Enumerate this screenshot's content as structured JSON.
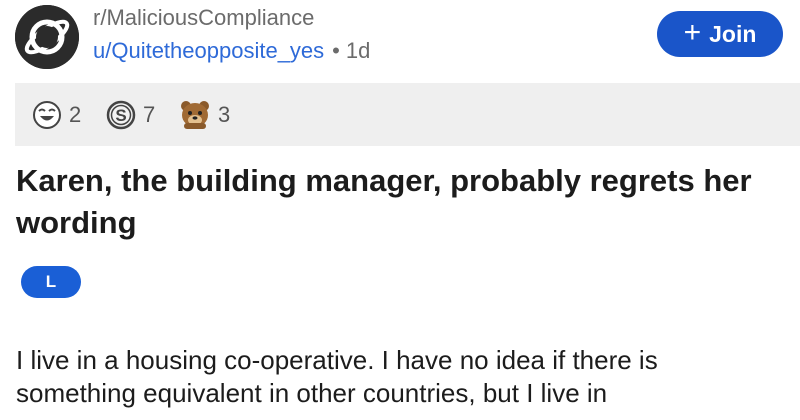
{
  "post": {
    "subreddit": "r/MaliciousCompliance",
    "username": "u/Quitetheopposite_yes",
    "separator": "•",
    "age": "1d",
    "join_label": "Join",
    "join_icon": "plus-icon",
    "awards": [
      {
        "icon": "laughing-face-award-icon",
        "count": "2"
      },
      {
        "icon": "silver-coin-award-icon",
        "count": "7"
      },
      {
        "icon": "bear-award-icon",
        "count": "3"
      }
    ],
    "title": "Karen, the building manager, probably regrets her wording",
    "flair": "L",
    "body_line_1": "I live in a housing co-operative. I have no idea if there is",
    "body_line_2": "something equivalent in other countries, but I live in"
  },
  "colors": {
    "join_button": "#1a55c9",
    "flair": "#1a5fd6",
    "username": "#2e6ad8",
    "awards_bar": "#efefef"
  }
}
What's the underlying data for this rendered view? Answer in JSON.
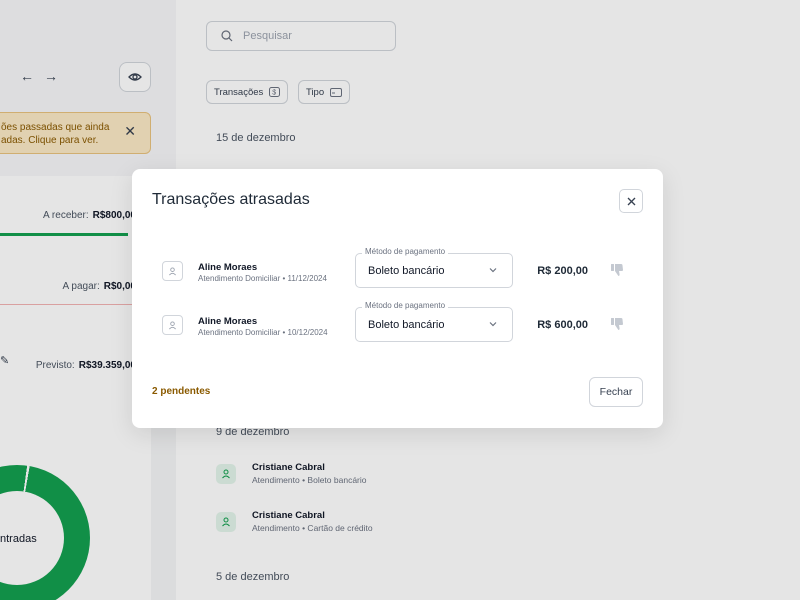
{
  "sidebar": {
    "alert": {
      "line1": "ões passadas que ainda",
      "line2": "adas. Clique para ver."
    },
    "summary": {
      "receive_label": "A receber:",
      "receive_value": "R$800,00",
      "pay_label": "A pagar:",
      "pay_value": "R$0,00",
      "forecast_label": "Previsto:",
      "forecast_value": "R$39.359,00"
    },
    "donut_label": "ntradas",
    "colors": {
      "income": "#14a050"
    }
  },
  "main": {
    "search": {
      "placeholder": "Pesquisar"
    },
    "filters": [
      {
        "label": "Transações"
      },
      {
        "label": "Tipo"
      }
    ],
    "dates": [
      "15 de dezembro",
      "9 de dezembro",
      "5 de dezembro"
    ],
    "transactions": [
      {
        "name": "Cristiane Cabral",
        "subtitle": "Atendimento • Boleto bancário"
      },
      {
        "name": "Cristiane Cabral",
        "subtitle": "Atendimento • Cartão de crédito"
      }
    ]
  },
  "modal": {
    "title": "Transações atrasadas",
    "rows": [
      {
        "name": "Aline Moraes",
        "subtitle": "Atendimento Domiciliar • 11/12/2024",
        "method_label": "Método de pagamento",
        "method_value": "Boleto bancário",
        "amount": "R$ 200,00"
      },
      {
        "name": "Aline Moraes",
        "subtitle": "Atendimento Domiciliar • 10/12/2024",
        "method_label": "Método de pagamento",
        "method_value": "Boleto bancário",
        "amount": "R$ 600,00"
      }
    ],
    "pending": "2 pendentes",
    "close_label": "Fechar",
    "colors": {
      "pending": "#8a5a00"
    }
  }
}
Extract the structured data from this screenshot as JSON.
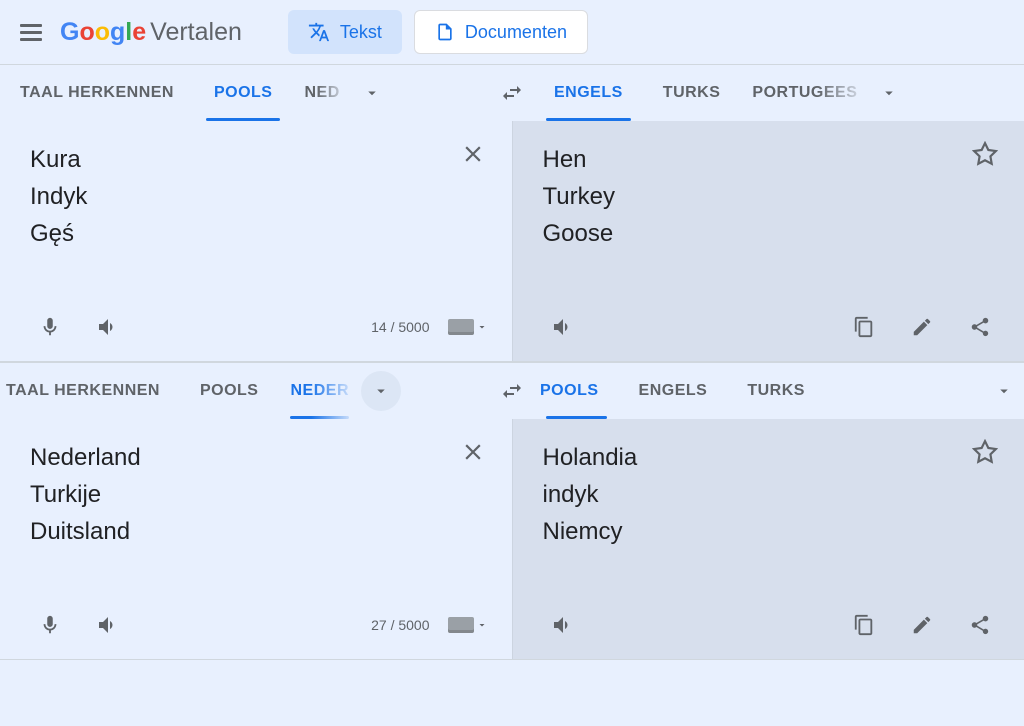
{
  "header": {
    "logo_suffix": "Vertalen",
    "text_mode": "Tekst",
    "documents_mode": "Documenten"
  },
  "block1": {
    "source_tabs": {
      "detect": "TAAL HERKENNEN",
      "active": "POOLS",
      "third": "NED"
    },
    "target_tabs": {
      "active": "ENGELS",
      "second": "TURKS",
      "third": "PORTUGEES"
    },
    "source_text": "Kura\nIndyk\nGęś",
    "target_text": "Hen\nTurkey\nGoose",
    "char_count": "14 / 5000"
  },
  "block2": {
    "source_tabs": {
      "detect": "TAAL HERKENNEN",
      "second": "POOLS",
      "active": "NEDER"
    },
    "target_tabs": {
      "active": "POOLS",
      "second": "ENGELS",
      "third": "TURKS"
    },
    "source_text": "Nederland\nTurkije\nDuitsland",
    "target_text": "Holandia\nindyk\nNiemcy",
    "char_count": "27 / 5000"
  }
}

▬▬▬▬▬▬

● **BRIEF**
Generate a word-for-word copy of the preceding records, excluding all pictures.

● **TASK ANSWER**
Enumerate this screenshot's content as structured JSON.
{
  "post": {
    "subreddit": "r/MaliciousCompliance",
    "username": "u/Quitetheopposite_yes",
    "separator": "•",
    "age": "1d",
    "join_label": "Join",
    "join_icon": "plus-icon",
    "awards": [
      {
        "icon": "laughing-face-award-icon",
        "count": "2"
      },
      {
        "icon": "silver-coin-award-icon",
        "count": "7"
      },
      {
        "icon": "bear-award-icon",
        "count": "3"
      }
    ],
    "title": "Karen, the building manager, probably regrets her wording",
    "flair": "L",
    "body_line_1": "I live in a housing co-operative. I have no idea if there is",
    "body_line_2": "something equivalent in other countries, but I live in"
  },
  "colors": {
    "join_button": "#1a55c9",
    "flair": "#1a5fd6",
    "username": "#2e6ad8",
    "awards_bar": "#efefef"
  }
}
What's the underlying data for this rendered view? Answer in JSON.
{
  "sidebar": {
    "alert": {
      "line1": "ões passadas que ainda",
      "line2": "adas. Clique para ver."
    },
    "summary": {
      "receive_label": "A receber:",
      "receive_value": "R$800,00",
      "pay_label": "A pagar:",
      "pay_value": "R$0,00",
      "forecast_label": "Previsto:",
      "forecast_value": "R$39.359,00"
    },
    "donut_label": "ntradas",
    "colors": {
      "income": "#14a050"
    }
  },
  "main": {
    "search": {
      "placeholder": "Pesquisar"
    },
    "filters": [
      {
        "label": "Transações"
      },
      {
        "label": "Tipo"
      }
    ],
    "dates": [
      "15 de dezembro",
      "9 de dezembro",
      "5 de dezembro"
    ],
    "transactions": [
      {
        "name": "Cristiane Cabral",
        "subtitle": "Atendimento • Boleto bancário"
      },
      {
        "name": "Cristiane Cabral",
        "subtitle": "Atendimento • Cartão de crédito"
      }
    ]
  },
  "modal": {
    "title": "Transações atrasadas",
    "rows": [
      {
        "name": "Aline Moraes",
        "subtitle": "Atendimento Domiciliar • 11/12/2024",
        "method_label": "Método de pagamento",
        "method_value": "Boleto bancário",
        "amount": "R$ 200,00"
      },
      {
        "name": "Aline Moraes",
        "subtitle": "Atendimento Domiciliar • 10/12/2024",
        "method_label": "Método de pagamento",
        "method_value": "Boleto bancário",
        "amount": "R$ 600,00"
      }
    ],
    "pending": "2 pendentes",
    "close_label": "Fechar",
    "colors": {
      "pending": "#8a5a00"
    }
  }
}
Extract the structured data from this screenshot as JSON.
{
  "header": {
    "logo_suffix": "Vertalen",
    "text_mode": "Tekst",
    "documents_mode": "Documenten"
  },
  "block1": {
    "source_tabs": {
      "detect": "TAAL HERKENNEN",
      "active": "POOLS",
      "third": "NED"
    },
    "target_tabs": {
      "active": "ENGELS",
      "second": "TURKS",
      "third": "PORTUGEES"
    },
    "source_text": "Kura\nIndyk\nGęś",
    "target_text": "Hen\nTurkey\nGoose",
    "char_count": "14 / 5000"
  },
  "block2": {
    "source_tabs": {
      "detect": "TAAL HERKENNEN",
      "second": "POOLS",
      "active": "NEDER"
    },
    "target_tabs": {
      "active": "POOLS",
      "second": "ENGELS",
      "third": "TURKS"
    },
    "source_text": "Nederland\nTurkije\nDuitsland",
    "target_text": "Holandia\nindyk\nNiemcy",
    "char_count": "27 / 5000"
  }
}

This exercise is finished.